◆ **Requirements**:
Copy the data word for word, keeping every line.

◆ **Provided information**:
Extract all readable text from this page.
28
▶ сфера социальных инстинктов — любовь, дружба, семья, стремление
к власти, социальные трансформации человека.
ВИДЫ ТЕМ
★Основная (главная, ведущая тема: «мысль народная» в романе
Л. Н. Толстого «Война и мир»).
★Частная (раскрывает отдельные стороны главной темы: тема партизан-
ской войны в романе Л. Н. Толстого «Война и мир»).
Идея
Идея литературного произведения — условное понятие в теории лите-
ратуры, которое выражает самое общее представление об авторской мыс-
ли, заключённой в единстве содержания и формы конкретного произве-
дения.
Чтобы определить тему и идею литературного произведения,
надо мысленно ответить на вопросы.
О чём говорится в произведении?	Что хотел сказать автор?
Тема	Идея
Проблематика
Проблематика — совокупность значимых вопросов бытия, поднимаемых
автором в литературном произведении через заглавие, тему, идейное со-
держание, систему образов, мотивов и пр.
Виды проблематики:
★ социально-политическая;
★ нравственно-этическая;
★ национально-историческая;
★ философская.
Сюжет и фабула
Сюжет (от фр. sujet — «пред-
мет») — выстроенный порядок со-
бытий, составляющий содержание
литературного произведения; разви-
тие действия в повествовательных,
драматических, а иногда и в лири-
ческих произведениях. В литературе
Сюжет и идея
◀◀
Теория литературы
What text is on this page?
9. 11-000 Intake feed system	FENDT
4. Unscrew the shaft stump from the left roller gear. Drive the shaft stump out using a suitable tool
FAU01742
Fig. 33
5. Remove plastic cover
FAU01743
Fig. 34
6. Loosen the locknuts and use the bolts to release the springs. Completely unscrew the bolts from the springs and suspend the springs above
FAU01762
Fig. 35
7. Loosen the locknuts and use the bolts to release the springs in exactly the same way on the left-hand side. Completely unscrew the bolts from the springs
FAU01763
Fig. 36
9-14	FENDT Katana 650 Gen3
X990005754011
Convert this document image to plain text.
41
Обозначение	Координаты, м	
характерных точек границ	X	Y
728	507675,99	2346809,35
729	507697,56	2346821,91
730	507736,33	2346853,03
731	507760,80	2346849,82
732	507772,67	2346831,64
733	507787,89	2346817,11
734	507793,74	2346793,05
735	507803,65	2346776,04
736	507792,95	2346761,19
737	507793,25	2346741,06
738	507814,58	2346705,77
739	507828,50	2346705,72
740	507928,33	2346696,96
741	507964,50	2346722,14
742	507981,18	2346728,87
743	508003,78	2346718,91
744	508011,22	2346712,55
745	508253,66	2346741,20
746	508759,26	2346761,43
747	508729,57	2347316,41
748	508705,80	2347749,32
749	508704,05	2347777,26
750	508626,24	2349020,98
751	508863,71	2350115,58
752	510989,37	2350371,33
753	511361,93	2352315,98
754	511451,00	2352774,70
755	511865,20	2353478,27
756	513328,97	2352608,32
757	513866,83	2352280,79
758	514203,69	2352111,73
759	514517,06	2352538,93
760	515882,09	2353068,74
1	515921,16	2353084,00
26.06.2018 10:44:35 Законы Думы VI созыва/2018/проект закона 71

◆ **Result of the exercise**:
Extract all readable text from this page.
28
▶ сфера социальных инстинктов — любовь, дружба, семья, стремление
к власти, социальные трансформации человека.
ВИДЫ ТЕМ
★Основная (главная, ведущая тема: «мысль народная» в романе
Л. Н. Толстого «Война и мир»).
★Частная (раскрывает отдельные стороны главной темы: тема партизан-
ской войны в романе Л. Н. Толстого «Война и мир»).
Идея
Идея литературного произведения — условное понятие в теории лите-
ратуры, которое выражает самое общее представление об авторской мыс-
ли, заключённой в единстве содержания и формы конкретного произве-
дения.
Чтобы определить тему и идею литературного произведения,
надо мысленно ответить на вопросы.
О чём говорится в произведении?	Что хотел сказать автор?
Тема	Идея
Проблематика
Проблематика — совокупность значимых вопросов бытия, поднимаемых
автором в литературном произведении через заглавие, тему, идейное со-
держание, систему образов, мотивов и пр.
Виды проблематики:
★ социально-политическая;
★ нравственно-этическая;
★ национально-историческая;
★ философская.
Сюжет и фабула
Сюжет (от фр. sujet — «пред-
мет») — выстроенный порядок со-
бытий, составляющий содержание
литературного произведения; разви-
тие действия в повествовательных,
драматических, а иногда и в лири-
ческих произведениях. В литературе
Сюжет и идея
◀◀
Теория литературы
What text is on this page?
9. 11-000 Intake feed system	FENDT
4. Unscrew the shaft stump from the left roller gear. Drive the shaft stump out using a suitable tool
FAU01742
Fig. 33
5. Remove plastic cover
FAU01743
Fig. 34
6. Loosen the locknuts and use the bolts to release the springs. Completely unscrew the bolts from the springs and suspend the springs above
FAU01762
Fig. 35
7. Loosen the locknuts and use the bolts to release the springs in exactly the same way on the left-hand side. Completely unscrew the bolts from the springs
FAU01763
Fig. 36
9-14	FENDT Katana 650 Gen3
X990005754011
Convert this document image to plain text.
41
Обозначение	Координаты, м	
характерных точек границ	X	Y
728	507675,99	2346809,35
729	507697,56	2346821,91
730	507736,33	2346853,03
731	507760,80	2346849,82
732	507772,67	2346831,64
733	507787,89	2346817,11
734	507793,74	2346793,05
735	507803,65	2346776,04
736	507792,95	2346761,19
737	507793,25	2346741,06
738	507814,58	2346705,77
739	507828,50	2346705,72
740	507928,33	2346696,96
741	507964,50	2346722,14
742	507981,18	2346728,87
743	508003,78	2346718,91
744	508011,22	2346712,55
745	508253,66	2346741,20
746	508759,26	2346761,43
747	508729,57	2347316,41
748	508705,80	2347749,32
749	508704,05	2347777,26
750	508626,24	2349020,98
751	508863,71	2350115,58
752	510989,37	2350371,33
753	511361,93	2352315,98
754	511451,00	2352774,70
755	511865,20	2353478,27
756	513328,97	2352608,32
757	513866,83	2352280,79
758	514203,69	2352111,73
759	514517,06	2352538,93
760	515882,09	2353068,74
1	515921,16	2353084,00
26.06.2018 10:44:35 Законы Думы VI созыва/2018/проект закона 71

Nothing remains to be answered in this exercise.